#### [Items]
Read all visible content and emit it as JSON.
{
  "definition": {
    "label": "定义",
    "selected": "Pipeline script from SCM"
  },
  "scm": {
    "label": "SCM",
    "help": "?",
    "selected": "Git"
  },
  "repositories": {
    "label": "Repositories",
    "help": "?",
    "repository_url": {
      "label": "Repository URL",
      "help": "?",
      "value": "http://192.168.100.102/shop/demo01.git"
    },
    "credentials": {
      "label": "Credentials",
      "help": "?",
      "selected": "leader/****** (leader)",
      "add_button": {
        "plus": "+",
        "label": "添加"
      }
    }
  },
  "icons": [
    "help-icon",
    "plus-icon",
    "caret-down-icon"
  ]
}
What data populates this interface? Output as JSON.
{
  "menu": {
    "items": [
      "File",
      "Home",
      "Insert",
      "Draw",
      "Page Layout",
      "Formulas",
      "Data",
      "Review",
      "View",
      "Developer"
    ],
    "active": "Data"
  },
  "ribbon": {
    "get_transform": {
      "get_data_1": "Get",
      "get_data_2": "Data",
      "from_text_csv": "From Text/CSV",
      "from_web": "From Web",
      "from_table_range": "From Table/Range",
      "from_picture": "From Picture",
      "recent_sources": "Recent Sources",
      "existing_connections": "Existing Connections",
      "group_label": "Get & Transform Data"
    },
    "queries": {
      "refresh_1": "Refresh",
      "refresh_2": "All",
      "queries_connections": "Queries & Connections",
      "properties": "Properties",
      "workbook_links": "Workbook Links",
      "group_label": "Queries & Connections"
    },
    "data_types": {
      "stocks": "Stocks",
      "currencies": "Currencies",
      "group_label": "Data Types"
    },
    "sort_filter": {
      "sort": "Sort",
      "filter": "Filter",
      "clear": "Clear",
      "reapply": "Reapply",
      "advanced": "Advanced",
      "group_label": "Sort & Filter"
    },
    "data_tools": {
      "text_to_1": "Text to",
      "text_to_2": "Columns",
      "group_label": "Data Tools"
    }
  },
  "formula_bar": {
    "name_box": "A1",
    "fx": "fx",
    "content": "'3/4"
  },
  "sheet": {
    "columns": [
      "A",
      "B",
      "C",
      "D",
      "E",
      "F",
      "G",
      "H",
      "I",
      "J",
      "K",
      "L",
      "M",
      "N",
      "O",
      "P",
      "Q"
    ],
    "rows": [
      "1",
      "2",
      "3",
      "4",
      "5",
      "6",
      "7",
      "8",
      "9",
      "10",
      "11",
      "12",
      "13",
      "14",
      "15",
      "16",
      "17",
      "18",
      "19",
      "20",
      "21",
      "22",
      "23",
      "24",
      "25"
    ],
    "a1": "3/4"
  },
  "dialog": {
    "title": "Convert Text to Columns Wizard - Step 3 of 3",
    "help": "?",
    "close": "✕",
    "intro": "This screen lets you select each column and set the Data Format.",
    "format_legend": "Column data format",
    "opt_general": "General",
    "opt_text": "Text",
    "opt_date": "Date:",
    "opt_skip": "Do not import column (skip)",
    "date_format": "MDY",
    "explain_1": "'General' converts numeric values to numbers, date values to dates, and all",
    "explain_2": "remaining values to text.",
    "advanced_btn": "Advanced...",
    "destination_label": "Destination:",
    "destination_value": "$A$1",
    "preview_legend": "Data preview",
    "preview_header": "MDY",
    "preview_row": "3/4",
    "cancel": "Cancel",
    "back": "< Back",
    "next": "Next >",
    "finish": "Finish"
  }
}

#### [Task prompt]
Retype all the material above precisely, with no line left out.

#### [Solution to this task]
Read all visible content and emit it as JSON.
{
  "definition": {
    "label": "定义",
    "selected": "Pipeline script from SCM"
  },
  "scm": {
    "label": "SCM",
    "help": "?",
    "selected": "Git"
  },
  "repositories": {
    "label": "Repositories",
    "help": "?",
    "repository_url": {
      "label": "Repository URL",
      "help": "?",
      "value": "http://192.168.100.102/shop/demo01.git"
    },
    "credentials": {
      "label": "Credentials",
      "help": "?",
      "selected": "leader/****** (leader)",
      "add_button": {
        "plus": "+",
        "label": "添加"
      }
    }
  },
  "icons": [
    "help-icon",
    "plus-icon",
    "caret-down-icon"
  ]
}
What data populates this interface? Output as JSON.
{
  "menu": {
    "items": [
      "File",
      "Home",
      "Insert",
      "Draw",
      "Page Layout",
      "Formulas",
      "Data",
      "Review",
      "View",
      "Developer"
    ],
    "active": "Data"
  },
  "ribbon": {
    "get_transform": {
      "get_data_1": "Get",
      "get_data_2": "Data",
      "from_text_csv": "From Text/CSV",
      "from_web": "From Web",
      "from_table_range": "From Table/Range",
      "from_picture": "From Picture",
      "recent_sources": "Recent Sources",
      "existing_connections": "Existing Connections",
      "group_label": "Get & Transform Data"
    },
    "queries": {
      "refresh_1": "Refresh",
      "refresh_2": "All",
      "queries_connections": "Queries & Connections",
      "properties": "Properties",
      "workbook_links": "Workbook Links",
      "group_label": "Queries & Connections"
    },
    "data_types": {
      "stocks": "Stocks",
      "currencies": "Currencies",
      "group_label": "Data Types"
    },
    "sort_filter": {
      "sort": "Sort",
      "filter": "Filter",
      "clear": "Clear",
      "reapply": "Reapply",
      "advanced": "Advanced",
      "group_label": "Sort & Filter"
    },
    "data_tools": {
      "text_to_1": "Text to",
      "text_to_2": "Columns",
      "group_label": "Data Tools"
    }
  },
  "formula_bar": {
    "name_box": "A1",
    "fx": "fx",
    "content": "'3/4"
  },
  "sheet": {
    "columns": [
      "A",
      "B",
      "C",
      "D",
      "E",
      "F",
      "G",
      "H",
      "I",
      "J",
      "K",
      "L",
      "M",
      "N",
      "O",
      "P",
      "Q"
    ],
    "rows": [
      "1",
      "2",
      "3",
      "4",
      "5",
      "6",
      "7",
      "8",
      "9",
      "10",
      "11",
      "12",
      "13",
      "14",
      "15",
      "16",
      "17",
      "18",
      "19",
      "20",
      "21",
      "22",
      "23",
      "24",
      "25"
    ],
    "a1": "3/4"
  },
  "dialog": {
    "title": "Convert Text to Columns Wizard - Step 3 of 3",
    "help": "?",
    "close": "✕",
    "intro": "This screen lets you select each column and set the Data Format.",
    "format_legend": "Column data format",
    "opt_general": "General",
    "opt_text": "Text",
    "opt_date": "Date:",
    "opt_skip": "Do not import column (skip)",
    "date_format": "MDY",
    "explain_1": "'General' converts numeric values to numbers, date values to dates, and all",
    "explain_2": "remaining values to text.",
    "advanced_btn": "Advanced...",
    "destination_label": "Destination:",
    "destination_value": "$A$1",
    "preview_legend": "Data preview",
    "preview_header": "MDY",
    "preview_row": "3/4",
    "cancel": "Cancel",
    "back": "< Back",
    "next": "Next >",
    "finish": "Finish"
  }
}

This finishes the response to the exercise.